● DATA FOR THIS EXERCISE:
——

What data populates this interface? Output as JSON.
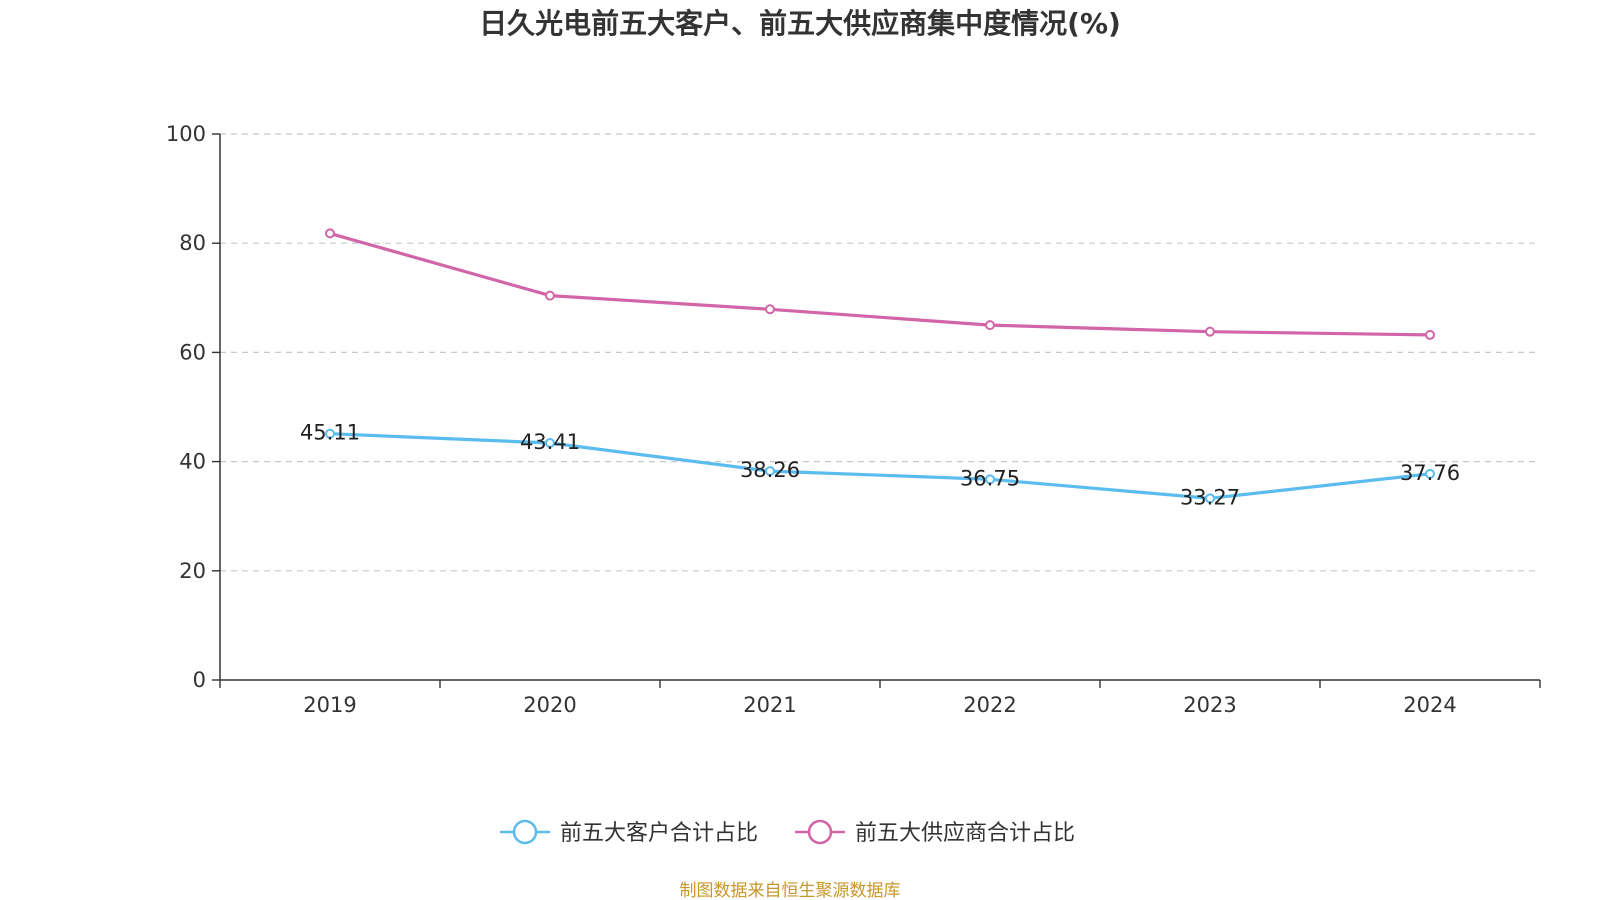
{
  "chart_data": {
    "type": "line",
    "title": "日久光电前五大客户、前五大供应商集中度情况(%)",
    "categories": [
      "2019",
      "2020",
      "2021",
      "2022",
      "2023",
      "2024"
    ],
    "ylim": [
      0,
      100
    ],
    "yticks": [
      "0",
      "20",
      "40",
      "60",
      "80",
      "100"
    ],
    "grid": true,
    "legend_position": "bottom-center",
    "series": [
      {
        "name": "前五大客户合计占比",
        "color": "#5bbcf0",
        "values": [
          45.11,
          43.41,
          38.26,
          36.75,
          33.27,
          37.76
        ],
        "labels": [
          "45.11",
          "43.41",
          "38.26",
          "36.75",
          "33.27",
          "37.76"
        ],
        "show_labels": true
      },
      {
        "name": "前五大供应商合计占比",
        "color": "#d264a8",
        "values": [
          81.8,
          70.4,
          67.9,
          65.0,
          63.8,
          63.2
        ],
        "show_labels": false
      }
    ],
    "source": "制图数据来自恒生聚源数据库",
    "source_color": "#c8962a"
  }
}
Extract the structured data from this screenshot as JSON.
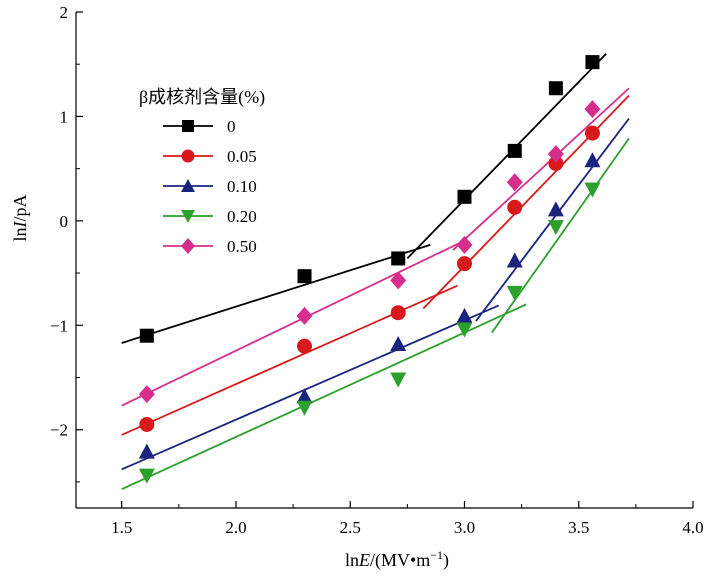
{
  "chart_data": {
    "type": "scatter",
    "xlabel": "ln",
    "xlabel_var": "E",
    "xlabel_unit": "/(MV•m",
    "xlabel_sup": "−1",
    "xlabel_close": ")",
    "ylabel": "ln",
    "ylabel_var": "I",
    "ylabel_unit": "/pA",
    "xlim": [
      1.3,
      4.0
    ],
    "ylim": [
      -2.75,
      2.0
    ],
    "x_ticks": [
      1.5,
      2.0,
      2.5,
      3.0,
      3.5,
      4.0
    ],
    "x_tick_labels": [
      "1.5",
      "2.0",
      "2.5",
      "3.0",
      "3.5",
      "4.0"
    ],
    "y_ticks": [
      2,
      1,
      0,
      -1,
      -2
    ],
    "y_tick_labels": [
      "2",
      "1",
      "0",
      "−1",
      "−2"
    ],
    "legend_title": "β成核剂含量(%)",
    "legend_position": "upper-left",
    "series": [
      {
        "name": "0",
        "color": "#000000",
        "marker": "square",
        "points": [
          [
            1.61,
            -1.1
          ],
          [
            2.3,
            -0.53
          ],
          [
            2.71,
            -0.36
          ],
          [
            3.0,
            0.23
          ],
          [
            3.22,
            0.67
          ],
          [
            3.4,
            1.27
          ],
          [
            3.56,
            1.52
          ]
        ],
        "fit_lines": [
          [
            [
              1.5,
              -1.17
            ],
            [
              2.85,
              -0.23
            ]
          ],
          [
            [
              2.75,
              -0.36
            ],
            [
              3.62,
              1.6
            ]
          ]
        ]
      },
      {
        "name": "0.05",
        "color": "#d7191c",
        "marker": "circle",
        "points": [
          [
            1.61,
            -1.95
          ],
          [
            2.3,
            -1.2
          ],
          [
            2.71,
            -0.88
          ],
          [
            3.0,
            -0.41
          ],
          [
            3.22,
            0.13
          ],
          [
            3.4,
            0.55
          ],
          [
            3.56,
            0.84
          ]
        ],
        "fit_lines": [
          [
            [
              1.5,
              -2.05
            ],
            [
              2.97,
              -0.62
            ]
          ],
          [
            [
              2.82,
              -0.84
            ],
            [
              3.72,
              1.2
            ]
          ]
        ]
      },
      {
        "name": "0.10",
        "color": "#1a237e",
        "marker": "triangle-up",
        "points": [
          [
            1.61,
            -2.21
          ],
          [
            2.3,
            -1.68
          ],
          [
            2.71,
            -1.18
          ],
          [
            3.0,
            -0.91
          ],
          [
            3.22,
            -0.38
          ],
          [
            3.4,
            0.11
          ],
          [
            3.56,
            0.58
          ]
        ],
        "fit_lines": [
          [
            [
              1.5,
              -2.38
            ],
            [
              3.15,
              -0.81
            ]
          ],
          [
            [
              3.05,
              -0.96
            ],
            [
              3.72,
              0.98
            ]
          ]
        ]
      },
      {
        "name": "0.20",
        "color": "#2ca02c",
        "marker": "triangle-down",
        "points": [
          [
            1.61,
            -2.44
          ],
          [
            2.3,
            -1.79
          ],
          [
            2.71,
            -1.52
          ],
          [
            3.0,
            -1.04
          ],
          [
            3.22,
            -0.69
          ],
          [
            3.4,
            -0.06
          ],
          [
            3.56,
            0.3
          ]
        ],
        "fit_lines": [
          [
            [
              1.5,
              -2.57
            ],
            [
              3.27,
              -0.8
            ]
          ],
          [
            [
              3.12,
              -1.07
            ],
            [
              3.72,
              0.79
            ]
          ]
        ]
      },
      {
        "name": "0.50",
        "color": "#d62e8c",
        "marker": "diamond",
        "points": [
          [
            1.61,
            -1.66
          ],
          [
            2.3,
            -0.91
          ],
          [
            2.71,
            -0.57
          ],
          [
            3.0,
            -0.23
          ],
          [
            3.22,
            0.37
          ],
          [
            3.4,
            0.64
          ],
          [
            3.56,
            1.07
          ]
        ],
        "fit_lines": [
          [
            [
              1.5,
              -1.77
            ],
            [
              3.0,
              -0.19
            ]
          ],
          [
            [
              2.95,
              -0.28
            ],
            [
              3.72,
              1.27
            ]
          ]
        ]
      }
    ]
  }
}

——

● WHAT TO DO: Nothing in the entries should change as you copy them, except that the pictures are left out.

● SOLVED PROBLEM:
What data populates this interface? Output as JSON.
{
  "chart_data": {
    "type": "line",
    "title": "日久光电前五大客户、前五大供应商集中度情况(%)",
    "categories": [
      "2019",
      "2020",
      "2021",
      "2022",
      "2023",
      "2024"
    ],
    "ylim": [
      0,
      100
    ],
    "yticks": [
      "0",
      "20",
      "40",
      "60",
      "80",
      "100"
    ],
    "grid": true,
    "legend_position": "bottom-center",
    "series": [
      {
        "name": "前五大客户合计占比",
        "color": "#5bbcf0",
        "values": [
          45.11,
          43.41,
          38.26,
          36.75,
          33.27,
          37.76
        ],
        "labels": [
          "45.11",
          "43.41",
          "38.26",
          "36.75",
          "33.27",
          "37.76"
        ],
        "show_labels": true
      },
      {
        "name": "前五大供应商合计占比",
        "color": "#d264a8",
        "values": [
          81.8,
          70.4,
          67.9,
          65.0,
          63.8,
          63.2
        ],
        "show_labels": false
      }
    ],
    "source": "制图数据来自恒生聚源数据库",
    "source_color": "#c8962a"
  }
}
Extract the structured data from this screenshot as JSON.
{
  "chart_data": {
    "type": "scatter",
    "xlabel": "ln",
    "xlabel_var": "E",
    "xlabel_unit": "/(MV•m",
    "xlabel_sup": "−1",
    "xlabel_close": ")",
    "ylabel": "ln",
    "ylabel_var": "I",
    "ylabel_unit": "/pA",
    "xlim": [
      1.3,
      4.0
    ],
    "ylim": [
      -2.75,
      2.0
    ],
    "x_ticks": [
      1.5,
      2.0,
      2.5,
      3.0,
      3.5,
      4.0
    ],
    "x_tick_labels": [
      "1.5",
      "2.0",
      "2.5",
      "3.0",
      "3.5",
      "4.0"
    ],
    "y_ticks": [
      2,
      1,
      0,
      -1,
      -2
    ],
    "y_tick_labels": [
      "2",
      "1",
      "0",
      "−1",
      "−2"
    ],
    "legend_title": "β成核剂含量(%)",
    "legend_position": "upper-left",
    "series": [
      {
        "name": "0",
        "color": "#000000",
        "marker": "square",
        "points": [
          [
            1.61,
            -1.1
          ],
          [
            2.3,
            -0.53
          ],
          [
            2.71,
            -0.36
          ],
          [
            3.0,
            0.23
          ],
          [
            3.22,
            0.67
          ],
          [
            3.4,
            1.27
          ],
          [
            3.56,
            1.52
          ]
        ],
        "fit_lines": [
          [
            [
              1.5,
              -1.17
            ],
            [
              2.85,
              -0.23
            ]
          ],
          [
            [
              2.75,
              -0.36
            ],
            [
              3.62,
              1.6
            ]
          ]
        ]
      },
      {
        "name": "0.05",
        "color": "#d7191c",
        "marker": "circle",
        "points": [
          [
            1.61,
            -1.95
          ],
          [
            2.3,
            -1.2
          ],
          [
            2.71,
            -0.88
          ],
          [
            3.0,
            -0.41
          ],
          [
            3.22,
            0.13
          ],
          [
            3.4,
            0.55
          ],
          [
            3.56,
            0.84
          ]
        ],
        "fit_lines": [
          [
            [
              1.5,
              -2.05
            ],
            [
              2.97,
              -0.62
            ]
          ],
          [
            [
              2.82,
              -0.84
            ],
            [
              3.72,
              1.2
            ]
          ]
        ]
      },
      {
        "name": "0.10",
        "color": "#1a237e",
        "marker": "triangle-up",
        "points": [
          [
            1.61,
            -2.21
          ],
          [
            2.3,
            -1.68
          ],
          [
            2.71,
            -1.18
          ],
          [
            3.0,
            -0.91
          ],
          [
            3.22,
            -0.38
          ],
          [
            3.4,
            0.11
          ],
          [
            3.56,
            0.58
          ]
        ],
        "fit_lines": [
          [
            [
              1.5,
              -2.38
            ],
            [
              3.15,
              -0.81
            ]
          ],
          [
            [
              3.05,
              -0.96
            ],
            [
              3.72,
              0.98
            ]
          ]
        ]
      },
      {
        "name": "0.20",
        "color": "#2ca02c",
        "marker": "triangle-down",
        "points": [
          [
            1.61,
            -2.44
          ],
          [
            2.3,
            -1.79
          ],
          [
            2.71,
            -1.52
          ],
          [
            3.0,
            -1.04
          ],
          [
            3.22,
            -0.69
          ],
          [
            3.4,
            -0.06
          ],
          [
            3.56,
            0.3
          ]
        ],
        "fit_lines": [
          [
            [
              1.5,
              -2.57
            ],
            [
              3.27,
              -0.8
            ]
          ],
          [
            [
              3.12,
              -1.07
            ],
            [
              3.72,
              0.79
            ]
          ]
        ]
      },
      {
        "name": "0.50",
        "color": "#d62e8c",
        "marker": "diamond",
        "points": [
          [
            1.61,
            -1.66
          ],
          [
            2.3,
            -0.91
          ],
          [
            2.71,
            -0.57
          ],
          [
            3.0,
            -0.23
          ],
          [
            3.22,
            0.37
          ],
          [
            3.4,
            0.64
          ],
          [
            3.56,
            1.07
          ]
        ],
        "fit_lines": [
          [
            [
              1.5,
              -1.77
            ],
            [
              3.0,
              -0.19
            ]
          ],
          [
            [
              2.95,
              -0.28
            ],
            [
              3.72,
              1.27
            ]
          ]
        ]
      }
    ]
  }
}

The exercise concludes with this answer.